REQUIRED WORK: Set down each entry from the block beneath, exactly as written.

DATASET ENTRIES:
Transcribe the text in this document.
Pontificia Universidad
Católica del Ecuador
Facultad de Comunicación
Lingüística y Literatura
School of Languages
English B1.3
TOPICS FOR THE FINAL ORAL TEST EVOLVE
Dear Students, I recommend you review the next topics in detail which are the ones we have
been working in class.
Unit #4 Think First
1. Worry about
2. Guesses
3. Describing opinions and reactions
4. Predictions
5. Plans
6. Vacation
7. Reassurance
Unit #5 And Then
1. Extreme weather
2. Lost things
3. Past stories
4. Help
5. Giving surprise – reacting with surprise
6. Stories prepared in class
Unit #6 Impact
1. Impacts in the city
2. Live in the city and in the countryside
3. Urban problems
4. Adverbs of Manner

COMPLETE RESPONSE:
Transcribe the text in this document.
Pontificia Universidad
Católica del Ecuador
Facultad de Comunicación
Lingüística y Literatura
School of Languages
English B1.3
TOPICS FOR THE FINAL ORAL TEST EVOLVE
Dear Students, I recommend you review the next topics in detail which are the ones we have
been working in class.
Unit #4 Think First
1. Worry about
2. Guesses
3. Describing opinions and reactions
4. Predictions
5. Plans
6. Vacation
7. Reassurance
Unit #5 And Then
1. Extreme weather
2. Lost things
3. Past stories
4. Help
5. Giving surprise – reacting with surprise
6. Stories prepared in class
Unit #6 Impact
1. Impacts in the city
2. Live in the city and in the countryside
3. Urban problems
4. Adverbs of Manner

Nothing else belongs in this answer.